AIM
Extract all of the entries and give them again, word for word.
-- Start of DATASET EXTRACT --
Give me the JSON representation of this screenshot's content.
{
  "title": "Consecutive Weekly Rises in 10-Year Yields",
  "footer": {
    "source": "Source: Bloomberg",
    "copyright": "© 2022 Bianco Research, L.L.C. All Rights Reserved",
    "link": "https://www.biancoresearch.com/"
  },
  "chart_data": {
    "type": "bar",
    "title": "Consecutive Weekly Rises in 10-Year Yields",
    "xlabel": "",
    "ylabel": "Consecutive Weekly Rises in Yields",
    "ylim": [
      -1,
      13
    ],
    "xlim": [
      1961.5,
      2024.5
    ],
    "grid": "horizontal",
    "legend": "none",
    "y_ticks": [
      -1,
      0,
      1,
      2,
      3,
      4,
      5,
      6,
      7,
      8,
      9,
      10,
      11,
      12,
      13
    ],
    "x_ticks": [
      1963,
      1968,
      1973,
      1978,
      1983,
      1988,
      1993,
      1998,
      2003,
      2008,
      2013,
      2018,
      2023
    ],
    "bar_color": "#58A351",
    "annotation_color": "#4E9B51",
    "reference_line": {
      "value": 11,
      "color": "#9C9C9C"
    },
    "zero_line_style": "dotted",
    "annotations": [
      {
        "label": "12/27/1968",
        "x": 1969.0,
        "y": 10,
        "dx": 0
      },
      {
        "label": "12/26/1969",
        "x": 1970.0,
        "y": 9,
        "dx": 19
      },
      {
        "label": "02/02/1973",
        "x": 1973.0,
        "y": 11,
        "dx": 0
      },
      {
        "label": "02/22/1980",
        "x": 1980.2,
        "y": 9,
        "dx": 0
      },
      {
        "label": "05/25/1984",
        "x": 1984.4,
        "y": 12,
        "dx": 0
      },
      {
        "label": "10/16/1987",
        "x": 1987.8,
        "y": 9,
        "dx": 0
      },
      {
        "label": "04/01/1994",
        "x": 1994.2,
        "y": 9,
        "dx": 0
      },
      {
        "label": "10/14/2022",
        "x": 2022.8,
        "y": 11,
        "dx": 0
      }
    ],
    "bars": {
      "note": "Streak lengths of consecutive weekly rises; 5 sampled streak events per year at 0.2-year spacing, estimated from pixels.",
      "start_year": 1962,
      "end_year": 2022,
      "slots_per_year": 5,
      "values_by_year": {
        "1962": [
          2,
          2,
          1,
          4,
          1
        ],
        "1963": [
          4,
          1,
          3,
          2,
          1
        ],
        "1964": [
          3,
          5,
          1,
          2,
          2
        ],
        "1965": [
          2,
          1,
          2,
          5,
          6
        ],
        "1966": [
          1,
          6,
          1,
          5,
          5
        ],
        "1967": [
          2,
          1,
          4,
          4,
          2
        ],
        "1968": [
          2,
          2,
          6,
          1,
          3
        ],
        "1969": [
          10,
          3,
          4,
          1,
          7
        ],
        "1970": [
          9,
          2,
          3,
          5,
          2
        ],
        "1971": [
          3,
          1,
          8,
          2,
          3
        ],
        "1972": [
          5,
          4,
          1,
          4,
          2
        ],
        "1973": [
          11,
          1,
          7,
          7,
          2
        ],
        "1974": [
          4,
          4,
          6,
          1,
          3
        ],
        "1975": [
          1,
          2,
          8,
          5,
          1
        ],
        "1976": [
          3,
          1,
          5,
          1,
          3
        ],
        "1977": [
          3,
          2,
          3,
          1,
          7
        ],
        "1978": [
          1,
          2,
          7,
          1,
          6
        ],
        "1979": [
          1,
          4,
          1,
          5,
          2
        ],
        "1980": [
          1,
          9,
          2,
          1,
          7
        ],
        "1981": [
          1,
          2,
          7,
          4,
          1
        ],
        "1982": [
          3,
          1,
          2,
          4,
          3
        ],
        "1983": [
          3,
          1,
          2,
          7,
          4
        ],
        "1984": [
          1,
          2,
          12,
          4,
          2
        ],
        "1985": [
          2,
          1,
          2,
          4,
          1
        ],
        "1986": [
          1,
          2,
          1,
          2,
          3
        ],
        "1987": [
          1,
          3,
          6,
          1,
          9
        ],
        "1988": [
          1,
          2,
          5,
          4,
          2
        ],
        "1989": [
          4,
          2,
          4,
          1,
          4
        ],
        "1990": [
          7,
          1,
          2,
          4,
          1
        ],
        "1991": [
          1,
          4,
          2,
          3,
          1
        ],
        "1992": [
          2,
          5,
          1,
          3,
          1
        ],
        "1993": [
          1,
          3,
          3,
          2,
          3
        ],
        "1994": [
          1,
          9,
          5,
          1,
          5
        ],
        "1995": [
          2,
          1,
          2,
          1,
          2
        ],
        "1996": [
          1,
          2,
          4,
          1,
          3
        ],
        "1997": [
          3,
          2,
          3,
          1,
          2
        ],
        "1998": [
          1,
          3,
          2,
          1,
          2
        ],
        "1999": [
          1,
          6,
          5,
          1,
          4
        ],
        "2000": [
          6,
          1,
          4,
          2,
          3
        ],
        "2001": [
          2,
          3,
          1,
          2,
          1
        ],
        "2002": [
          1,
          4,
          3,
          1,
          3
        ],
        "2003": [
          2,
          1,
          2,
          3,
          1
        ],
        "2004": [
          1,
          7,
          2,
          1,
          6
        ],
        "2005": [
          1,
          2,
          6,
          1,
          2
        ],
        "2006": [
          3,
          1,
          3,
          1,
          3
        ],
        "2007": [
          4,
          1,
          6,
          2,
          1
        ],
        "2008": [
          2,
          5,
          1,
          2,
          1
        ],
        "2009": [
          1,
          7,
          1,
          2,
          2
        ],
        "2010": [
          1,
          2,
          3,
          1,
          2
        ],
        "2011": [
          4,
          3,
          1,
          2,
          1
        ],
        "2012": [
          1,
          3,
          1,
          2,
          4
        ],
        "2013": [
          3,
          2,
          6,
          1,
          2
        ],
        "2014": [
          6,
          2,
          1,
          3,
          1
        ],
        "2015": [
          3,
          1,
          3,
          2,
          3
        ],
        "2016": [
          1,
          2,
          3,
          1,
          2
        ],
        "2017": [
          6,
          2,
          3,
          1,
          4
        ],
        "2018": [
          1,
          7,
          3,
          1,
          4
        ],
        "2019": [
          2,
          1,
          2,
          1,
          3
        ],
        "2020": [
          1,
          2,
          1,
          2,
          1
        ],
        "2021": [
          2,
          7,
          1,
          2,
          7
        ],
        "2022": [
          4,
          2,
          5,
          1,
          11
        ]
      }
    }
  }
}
-- End of DATASET EXTRACT --
TASK OUTPUT
Give me the JSON representation of this screenshot's content.
{
  "title": "Consecutive Weekly Rises in 10-Year Yields",
  "footer": {
    "source": "Source: Bloomberg",
    "copyright": "© 2022 Bianco Research, L.L.C. All Rights Reserved",
    "link": "https://www.biancoresearch.com/"
  },
  "chart_data": {
    "type": "bar",
    "title": "Consecutive Weekly Rises in 10-Year Yields",
    "xlabel": "",
    "ylabel": "Consecutive Weekly Rises in Yields",
    "ylim": [
      -1,
      13
    ],
    "xlim": [
      1961.5,
      2024.5
    ],
    "grid": "horizontal",
    "legend": "none",
    "y_ticks": [
      -1,
      0,
      1,
      2,
      3,
      4,
      5,
      6,
      7,
      8,
      9,
      10,
      11,
      12,
      13
    ],
    "x_ticks": [
      1963,
      1968,
      1973,
      1978,
      1983,
      1988,
      1993,
      1998,
      2003,
      2008,
      2013,
      2018,
      2023
    ],
    "bar_color": "#58A351",
    "annotation_color": "#4E9B51",
    "reference_line": {
      "value": 11,
      "color": "#9C9C9C"
    },
    "zero_line_style": "dotted",
    "annotations": [
      {
        "label": "12/27/1968",
        "x": 1969.0,
        "y": 10,
        "dx": 0
      },
      {
        "label": "12/26/1969",
        "x": 1970.0,
        "y": 9,
        "dx": 19
      },
      {
        "label": "02/02/1973",
        "x": 1973.0,
        "y": 11,
        "dx": 0
      },
      {
        "label": "02/22/1980",
        "x": 1980.2,
        "y": 9,
        "dx": 0
      },
      {
        "label": "05/25/1984",
        "x": 1984.4,
        "y": 12,
        "dx": 0
      },
      {
        "label": "10/16/1987",
        "x": 1987.8,
        "y": 9,
        "dx": 0
      },
      {
        "label": "04/01/1994",
        "x": 1994.2,
        "y": 9,
        "dx": 0
      },
      {
        "label": "10/14/2022",
        "x": 2022.8,
        "y": 11,
        "dx": 0
      }
    ],
    "bars": {
      "note": "Streak lengths of consecutive weekly rises; 5 sampled streak events per year at 0.2-year spacing, estimated from pixels.",
      "start_year": 1962,
      "end_year": 2022,
      "slots_per_year": 5,
      "values_by_year": {
        "1962": [
          2,
          2,
          1,
          4,
          1
        ],
        "1963": [
          4,
          1,
          3,
          2,
          1
        ],
        "1964": [
          3,
          5,
          1,
          2,
          2
        ],
        "1965": [
          2,
          1,
          2,
          5,
          6
        ],
        "1966": [
          1,
          6,
          1,
          5,
          5
        ],
        "1967": [
          2,
          1,
          4,
          4,
          2
        ],
        "1968": [
          2,
          2,
          6,
          1,
          3
        ],
        "1969": [
          10,
          3,
          4,
          1,
          7
        ],
        "1970": [
          9,
          2,
          3,
          5,
          2
        ],
        "1971": [
          3,
          1,
          8,
          2,
          3
        ],
        "1972": [
          5,
          4,
          1,
          4,
          2
        ],
        "1973": [
          11,
          1,
          7,
          7,
          2
        ],
        "1974": [
          4,
          4,
          6,
          1,
          3
        ],
        "1975": [
          1,
          2,
          8,
          5,
          1
        ],
        "1976": [
          3,
          1,
          5,
          1,
          3
        ],
        "1977": [
          3,
          2,
          3,
          1,
          7
        ],
        "1978": [
          1,
          2,
          7,
          1,
          6
        ],
        "1979": [
          1,
          4,
          1,
          5,
          2
        ],
        "1980": [
          1,
          9,
          2,
          1,
          7
        ],
        "1981": [
          1,
          2,
          7,
          4,
          1
        ],
        "1982": [
          3,
          1,
          2,
          4,
          3
        ],
        "1983": [
          3,
          1,
          2,
          7,
          4
        ],
        "1984": [
          1,
          2,
          12,
          4,
          2
        ],
        "1985": [
          2,
          1,
          2,
          4,
          1
        ],
        "1986": [
          1,
          2,
          1,
          2,
          3
        ],
        "1987": [
          1,
          3,
          6,
          1,
          9
        ],
        "1988": [
          1,
          2,
          5,
          4,
          2
        ],
        "1989": [
          4,
          2,
          4,
          1,
          4
        ],
        "1990": [
          7,
          1,
          2,
          4,
          1
        ],
        "1991": [
          1,
          4,
          2,
          3,
          1
        ],
        "1992": [
          2,
          5,
          1,
          3,
          1
        ],
        "1993": [
          1,
          3,
          3,
          2,
          3
        ],
        "1994": [
          1,
          9,
          5,
          1,
          5
        ],
        "1995": [
          2,
          1,
          2,
          1,
          2
        ],
        "1996": [
          1,
          2,
          4,
          1,
          3
        ],
        "1997": [
          3,
          2,
          3,
          1,
          2
        ],
        "1998": [
          1,
          3,
          2,
          1,
          2
        ],
        "1999": [
          1,
          6,
          5,
          1,
          4
        ],
        "2000": [
          6,
          1,
          4,
          2,
          3
        ],
        "2001": [
          2,
          3,
          1,
          2,
          1
        ],
        "2002": [
          1,
          4,
          3,
          1,
          3
        ],
        "2003": [
          2,
          1,
          2,
          3,
          1
        ],
        "2004": [
          1,
          7,
          2,
          1,
          6
        ],
        "2005": [
          1,
          2,
          6,
          1,
          2
        ],
        "2006": [
          3,
          1,
          3,
          1,
          3
        ],
        "2007": [
          4,
          1,
          6,
          2,
          1
        ],
        "2008": [
          2,
          5,
          1,
          2,
          1
        ],
        "2009": [
          1,
          7,
          1,
          2,
          2
        ],
        "2010": [
          1,
          2,
          3,
          1,
          2
        ],
        "2011": [
          4,
          3,
          1,
          2,
          1
        ],
        "2012": [
          1,
          3,
          1,
          2,
          4
        ],
        "2013": [
          3,
          2,
          6,
          1,
          2
        ],
        "2014": [
          6,
          2,
          1,
          3,
          1
        ],
        "2015": [
          3,
          1,
          3,
          2,
          3
        ],
        "2016": [
          1,
          2,
          3,
          1,
          2
        ],
        "2017": [
          6,
          2,
          3,
          1,
          4
        ],
        "2018": [
          1,
          7,
          3,
          1,
          4
        ],
        "2019": [
          2,
          1,
          2,
          1,
          3
        ],
        "2020": [
          1,
          2,
          1,
          2,
          1
        ],
        "2021": [
          2,
          7,
          1,
          2,
          7
        ],
        "2022": [
          4,
          2,
          5,
          1,
          11
        ]
      }
    }
  }
}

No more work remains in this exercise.